__TASK PROMPT__: Drop the pictures from the entries below, then reproduce the rest exactly.

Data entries
++++

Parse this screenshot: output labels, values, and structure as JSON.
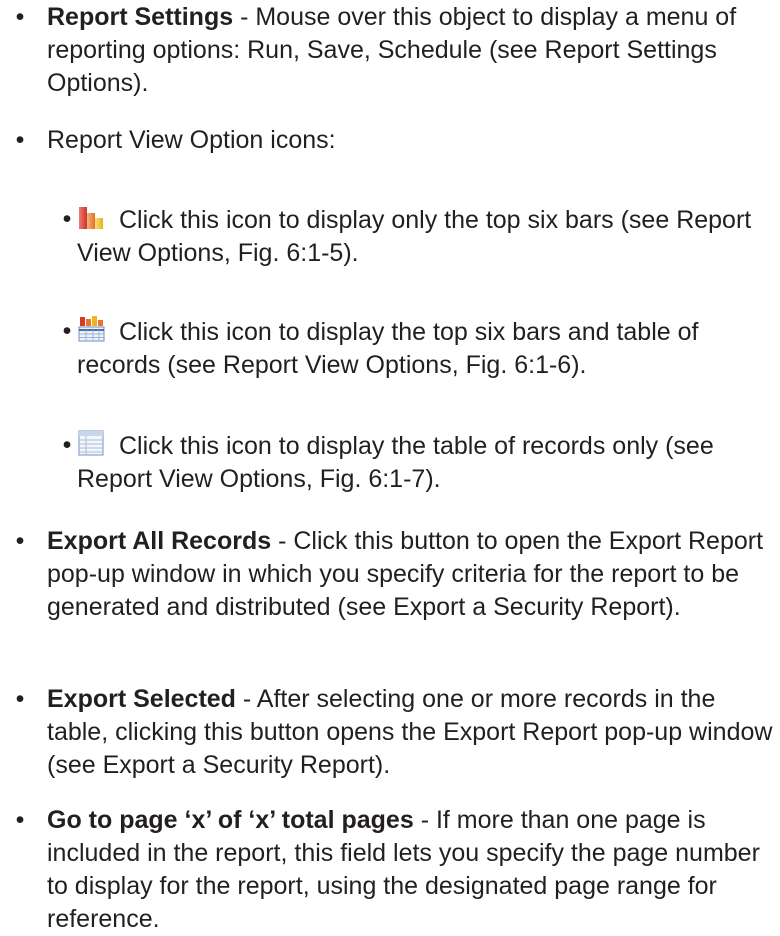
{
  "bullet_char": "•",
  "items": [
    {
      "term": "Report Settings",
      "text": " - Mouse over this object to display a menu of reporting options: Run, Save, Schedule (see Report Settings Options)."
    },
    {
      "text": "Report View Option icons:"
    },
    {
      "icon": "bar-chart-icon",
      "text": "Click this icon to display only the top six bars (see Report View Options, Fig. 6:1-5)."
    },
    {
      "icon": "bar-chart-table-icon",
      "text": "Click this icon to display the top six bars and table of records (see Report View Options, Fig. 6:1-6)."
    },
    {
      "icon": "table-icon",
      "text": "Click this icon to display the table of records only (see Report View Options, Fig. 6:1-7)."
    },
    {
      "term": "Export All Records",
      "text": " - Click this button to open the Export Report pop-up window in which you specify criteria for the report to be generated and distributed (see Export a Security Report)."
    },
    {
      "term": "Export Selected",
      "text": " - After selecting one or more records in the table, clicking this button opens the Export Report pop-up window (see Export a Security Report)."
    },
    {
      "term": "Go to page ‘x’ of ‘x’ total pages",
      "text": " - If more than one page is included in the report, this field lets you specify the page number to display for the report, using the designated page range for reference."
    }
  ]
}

++++

__FULL OUTPUT__:
Parse this screenshot: output labels, values, and structure as JSON.
{
  "bullet_char": "•",
  "items": [
    {
      "term": "Report Settings",
      "text": " - Mouse over this object to display a menu of reporting options: Run, Save, Schedule (see Report Settings Options)."
    },
    {
      "text": "Report View Option icons:"
    },
    {
      "icon": "bar-chart-icon",
      "text": "Click this icon to display only the top six bars (see Report View Options, Fig. 6:1-5)."
    },
    {
      "icon": "bar-chart-table-icon",
      "text": "Click this icon to display the top six bars and table of records (see Report View Options, Fig. 6:1-6)."
    },
    {
      "icon": "table-icon",
      "text": "Click this icon to display the table of records only (see Report View Options, Fig. 6:1-7)."
    },
    {
      "term": "Export All Records",
      "text": " - Click this button to open the Export Report pop-up window in which you specify criteria for the report to be generated and distributed (see Export a Security Report)."
    },
    {
      "term": "Export Selected",
      "text": " - After selecting one or more records in the table, clicking this button opens the Export Report pop-up window (see Export a Security Report)."
    },
    {
      "term": "Go to page ‘x’ of ‘x’ total pages",
      "text": " - If more than one page is included in the report, this field lets you specify the page number to display for the report, using the designated page range for reference."
    }
  ]
}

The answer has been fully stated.